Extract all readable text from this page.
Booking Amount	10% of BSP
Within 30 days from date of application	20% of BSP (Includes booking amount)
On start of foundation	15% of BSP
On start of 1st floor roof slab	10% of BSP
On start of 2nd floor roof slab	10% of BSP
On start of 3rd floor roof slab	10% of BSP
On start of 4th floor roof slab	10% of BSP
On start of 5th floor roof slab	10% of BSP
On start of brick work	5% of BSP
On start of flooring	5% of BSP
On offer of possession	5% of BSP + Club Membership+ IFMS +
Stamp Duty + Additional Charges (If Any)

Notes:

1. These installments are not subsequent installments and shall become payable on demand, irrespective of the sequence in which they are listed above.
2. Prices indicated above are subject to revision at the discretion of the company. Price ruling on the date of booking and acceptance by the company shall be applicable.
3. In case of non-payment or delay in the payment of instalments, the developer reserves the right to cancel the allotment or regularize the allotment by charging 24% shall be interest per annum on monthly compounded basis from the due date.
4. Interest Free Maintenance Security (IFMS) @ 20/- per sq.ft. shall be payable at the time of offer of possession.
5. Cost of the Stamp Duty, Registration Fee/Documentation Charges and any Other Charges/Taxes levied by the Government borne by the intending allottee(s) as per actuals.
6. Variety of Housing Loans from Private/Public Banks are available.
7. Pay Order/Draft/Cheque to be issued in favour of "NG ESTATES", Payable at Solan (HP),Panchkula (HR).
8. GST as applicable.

::::::

▸ EXERCISE INSTRUCTIONS: Copy out the whole listing, exactly as written.

▸ RESULT FOR THIS EXERCISE:
Extract all readable text from this page.
Booking Amount	10% of BSP
Within 30 days from date of application	20% of BSP (Includes booking amount)
On start of foundation	15% of BSP
On start of 1st floor roof slab	10% of BSP
On start of 2nd floor roof slab	10% of BSP
On start of 3rd floor roof slab	10% of BSP
On start of 4th floor roof slab	10% of BSP
On start of 5th floor roof slab	10% of BSP
On start of brick work	5% of BSP
On start of flooring	5% of BSP
On offer of possession	5% of BSP + Club Membership+ IFMS +
Stamp Duty + Additional Charges (If Any)

Notes:

1. These installments are not subsequent installments and shall become payable on demand, irrespective of the sequence in which they are listed above.
2. Prices indicated above are subject to revision at the discretion of the company. Price ruling on the date of booking and acceptance by the company shall be applicable.
3. In case of non-payment or delay in the payment of instalments, the developer reserves the right to cancel the allotment or regularize the allotment by charging 24% shall be interest per annum on monthly compounded basis from the due date.
4. Interest Free Maintenance Security (IFMS) @ 20/- per sq.ft. shall be payable at the time of offer of possession.
5. Cost of the Stamp Duty, Registration Fee/Documentation Charges and any Other Charges/Taxes levied by the Government borne by the intending allottee(s) as per actuals.
6. Variety of Housing Loans from Private/Public Banks are available.
7. Pay Order/Draft/Cheque to be issued in favour of "NG ESTATES", Payable at Solan (HP),Panchkula (HR).
8. GST as applicable.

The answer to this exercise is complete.